+++ Task inputs

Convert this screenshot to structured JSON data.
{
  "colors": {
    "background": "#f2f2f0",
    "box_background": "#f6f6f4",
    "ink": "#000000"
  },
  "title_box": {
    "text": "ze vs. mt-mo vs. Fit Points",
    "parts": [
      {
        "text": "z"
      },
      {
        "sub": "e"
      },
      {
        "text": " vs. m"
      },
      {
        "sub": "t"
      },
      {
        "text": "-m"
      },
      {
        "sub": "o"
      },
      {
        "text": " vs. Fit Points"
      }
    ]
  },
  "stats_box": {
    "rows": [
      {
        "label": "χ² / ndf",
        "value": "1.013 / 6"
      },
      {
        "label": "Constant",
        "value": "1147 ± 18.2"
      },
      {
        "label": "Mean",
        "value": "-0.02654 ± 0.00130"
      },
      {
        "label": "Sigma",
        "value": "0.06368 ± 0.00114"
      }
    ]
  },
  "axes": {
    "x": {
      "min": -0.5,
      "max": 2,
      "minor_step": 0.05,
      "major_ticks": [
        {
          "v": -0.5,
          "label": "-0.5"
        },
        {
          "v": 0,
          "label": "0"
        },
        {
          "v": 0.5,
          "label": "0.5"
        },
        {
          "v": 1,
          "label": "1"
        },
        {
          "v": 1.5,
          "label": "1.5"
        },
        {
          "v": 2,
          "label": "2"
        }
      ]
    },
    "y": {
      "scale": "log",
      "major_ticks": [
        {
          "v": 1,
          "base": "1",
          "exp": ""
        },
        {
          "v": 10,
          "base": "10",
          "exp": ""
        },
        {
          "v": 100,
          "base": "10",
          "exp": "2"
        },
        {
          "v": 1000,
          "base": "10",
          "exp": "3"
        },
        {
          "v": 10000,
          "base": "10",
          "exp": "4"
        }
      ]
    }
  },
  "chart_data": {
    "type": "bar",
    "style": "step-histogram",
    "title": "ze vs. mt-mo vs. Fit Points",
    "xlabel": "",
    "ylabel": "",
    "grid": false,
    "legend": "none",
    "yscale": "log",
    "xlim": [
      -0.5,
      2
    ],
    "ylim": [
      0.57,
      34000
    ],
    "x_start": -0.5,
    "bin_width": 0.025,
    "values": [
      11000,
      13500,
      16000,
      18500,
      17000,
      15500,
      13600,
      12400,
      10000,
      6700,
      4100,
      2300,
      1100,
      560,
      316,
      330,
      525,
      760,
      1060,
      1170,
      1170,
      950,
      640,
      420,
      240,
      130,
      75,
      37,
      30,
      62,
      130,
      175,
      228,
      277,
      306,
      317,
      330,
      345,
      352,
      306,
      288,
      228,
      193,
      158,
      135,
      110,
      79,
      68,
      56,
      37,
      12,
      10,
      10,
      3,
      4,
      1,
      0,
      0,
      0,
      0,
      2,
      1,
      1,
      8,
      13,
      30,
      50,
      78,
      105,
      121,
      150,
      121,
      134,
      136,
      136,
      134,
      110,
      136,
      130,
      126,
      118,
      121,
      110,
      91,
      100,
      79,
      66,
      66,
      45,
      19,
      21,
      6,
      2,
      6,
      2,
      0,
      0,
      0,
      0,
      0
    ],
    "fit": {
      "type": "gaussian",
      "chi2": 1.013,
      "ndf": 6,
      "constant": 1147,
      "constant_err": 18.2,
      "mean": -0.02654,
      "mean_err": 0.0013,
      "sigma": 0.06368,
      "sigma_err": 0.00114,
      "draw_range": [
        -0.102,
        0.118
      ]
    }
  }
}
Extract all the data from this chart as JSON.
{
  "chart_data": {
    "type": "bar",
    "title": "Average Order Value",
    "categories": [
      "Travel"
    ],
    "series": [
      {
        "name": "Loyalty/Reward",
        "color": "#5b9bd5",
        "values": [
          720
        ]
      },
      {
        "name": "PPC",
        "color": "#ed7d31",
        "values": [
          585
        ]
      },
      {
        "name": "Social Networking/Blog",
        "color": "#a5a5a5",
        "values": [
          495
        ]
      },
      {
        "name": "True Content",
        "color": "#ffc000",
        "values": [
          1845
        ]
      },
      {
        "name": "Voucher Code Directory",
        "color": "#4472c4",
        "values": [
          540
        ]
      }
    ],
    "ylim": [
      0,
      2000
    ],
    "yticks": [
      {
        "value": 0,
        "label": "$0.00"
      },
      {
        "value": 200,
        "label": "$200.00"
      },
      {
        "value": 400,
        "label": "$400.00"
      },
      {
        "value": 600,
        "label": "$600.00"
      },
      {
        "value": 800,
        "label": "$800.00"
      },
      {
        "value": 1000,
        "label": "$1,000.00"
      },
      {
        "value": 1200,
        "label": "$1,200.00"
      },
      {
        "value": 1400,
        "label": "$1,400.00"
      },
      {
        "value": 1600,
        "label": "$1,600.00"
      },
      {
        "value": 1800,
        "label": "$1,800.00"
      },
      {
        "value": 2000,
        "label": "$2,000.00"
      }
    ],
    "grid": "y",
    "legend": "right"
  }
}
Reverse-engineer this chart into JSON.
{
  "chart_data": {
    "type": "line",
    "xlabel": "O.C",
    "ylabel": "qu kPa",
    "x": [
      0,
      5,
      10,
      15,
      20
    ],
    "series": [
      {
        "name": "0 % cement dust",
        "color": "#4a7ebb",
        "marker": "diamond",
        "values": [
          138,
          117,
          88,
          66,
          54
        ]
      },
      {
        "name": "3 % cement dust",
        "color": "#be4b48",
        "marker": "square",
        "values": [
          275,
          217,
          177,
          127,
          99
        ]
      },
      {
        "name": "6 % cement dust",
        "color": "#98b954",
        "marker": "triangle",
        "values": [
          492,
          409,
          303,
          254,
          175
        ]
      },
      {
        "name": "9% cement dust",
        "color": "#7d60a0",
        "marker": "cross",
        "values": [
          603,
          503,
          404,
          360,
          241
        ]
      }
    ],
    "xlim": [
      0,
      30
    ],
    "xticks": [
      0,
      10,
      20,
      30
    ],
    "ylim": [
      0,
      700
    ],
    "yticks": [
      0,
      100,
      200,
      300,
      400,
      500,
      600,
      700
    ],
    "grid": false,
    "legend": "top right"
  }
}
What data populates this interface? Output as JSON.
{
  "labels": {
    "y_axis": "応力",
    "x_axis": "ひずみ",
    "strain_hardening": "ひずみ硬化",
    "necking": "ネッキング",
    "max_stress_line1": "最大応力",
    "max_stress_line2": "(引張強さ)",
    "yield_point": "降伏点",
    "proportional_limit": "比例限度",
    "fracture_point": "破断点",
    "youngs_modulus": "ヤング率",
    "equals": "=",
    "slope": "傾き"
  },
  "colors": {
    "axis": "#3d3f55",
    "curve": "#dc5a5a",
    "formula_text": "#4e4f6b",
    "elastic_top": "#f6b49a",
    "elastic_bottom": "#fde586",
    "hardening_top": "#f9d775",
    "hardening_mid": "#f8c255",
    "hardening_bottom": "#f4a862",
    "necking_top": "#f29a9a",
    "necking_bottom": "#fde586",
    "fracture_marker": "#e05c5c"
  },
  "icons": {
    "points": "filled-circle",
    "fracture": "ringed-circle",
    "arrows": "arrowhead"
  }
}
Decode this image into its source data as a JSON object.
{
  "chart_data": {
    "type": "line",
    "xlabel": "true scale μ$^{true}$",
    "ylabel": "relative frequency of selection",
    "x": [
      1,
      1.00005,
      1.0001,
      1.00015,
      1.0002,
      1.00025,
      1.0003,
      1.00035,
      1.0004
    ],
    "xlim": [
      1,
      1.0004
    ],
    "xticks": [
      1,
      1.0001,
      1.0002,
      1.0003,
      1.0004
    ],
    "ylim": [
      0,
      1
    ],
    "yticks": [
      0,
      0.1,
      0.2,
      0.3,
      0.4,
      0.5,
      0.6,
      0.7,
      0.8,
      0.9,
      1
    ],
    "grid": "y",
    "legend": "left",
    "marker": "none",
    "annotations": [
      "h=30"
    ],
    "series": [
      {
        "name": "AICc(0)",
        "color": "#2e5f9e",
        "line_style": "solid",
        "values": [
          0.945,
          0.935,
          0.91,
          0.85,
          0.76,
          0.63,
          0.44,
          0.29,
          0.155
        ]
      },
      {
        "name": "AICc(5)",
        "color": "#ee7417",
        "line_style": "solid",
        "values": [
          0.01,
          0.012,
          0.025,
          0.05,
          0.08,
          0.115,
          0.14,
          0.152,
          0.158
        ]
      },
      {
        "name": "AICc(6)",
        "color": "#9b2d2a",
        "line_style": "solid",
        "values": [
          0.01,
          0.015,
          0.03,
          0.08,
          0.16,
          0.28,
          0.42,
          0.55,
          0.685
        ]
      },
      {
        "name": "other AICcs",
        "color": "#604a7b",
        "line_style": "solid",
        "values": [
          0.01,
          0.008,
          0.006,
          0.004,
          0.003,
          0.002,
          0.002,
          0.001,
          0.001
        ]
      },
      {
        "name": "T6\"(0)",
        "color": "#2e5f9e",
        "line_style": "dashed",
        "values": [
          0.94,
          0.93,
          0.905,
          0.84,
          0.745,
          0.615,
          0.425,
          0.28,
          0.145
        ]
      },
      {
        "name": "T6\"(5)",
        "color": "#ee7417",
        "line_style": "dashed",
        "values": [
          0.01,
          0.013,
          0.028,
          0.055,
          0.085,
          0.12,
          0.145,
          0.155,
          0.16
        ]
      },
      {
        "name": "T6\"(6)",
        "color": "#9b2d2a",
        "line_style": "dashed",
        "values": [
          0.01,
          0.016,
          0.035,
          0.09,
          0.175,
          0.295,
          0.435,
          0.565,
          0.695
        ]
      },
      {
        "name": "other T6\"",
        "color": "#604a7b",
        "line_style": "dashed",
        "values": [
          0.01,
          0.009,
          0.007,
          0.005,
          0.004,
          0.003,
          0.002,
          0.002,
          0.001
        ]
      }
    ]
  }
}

++++++

Copy out all lines where the word "cement" appears.

> **Answer to this exercise**
        "name": "0 % cement dust",
        "name": "3 % cement dust",
        "name": "6 % cement dust",
        "name": "9% cement dust",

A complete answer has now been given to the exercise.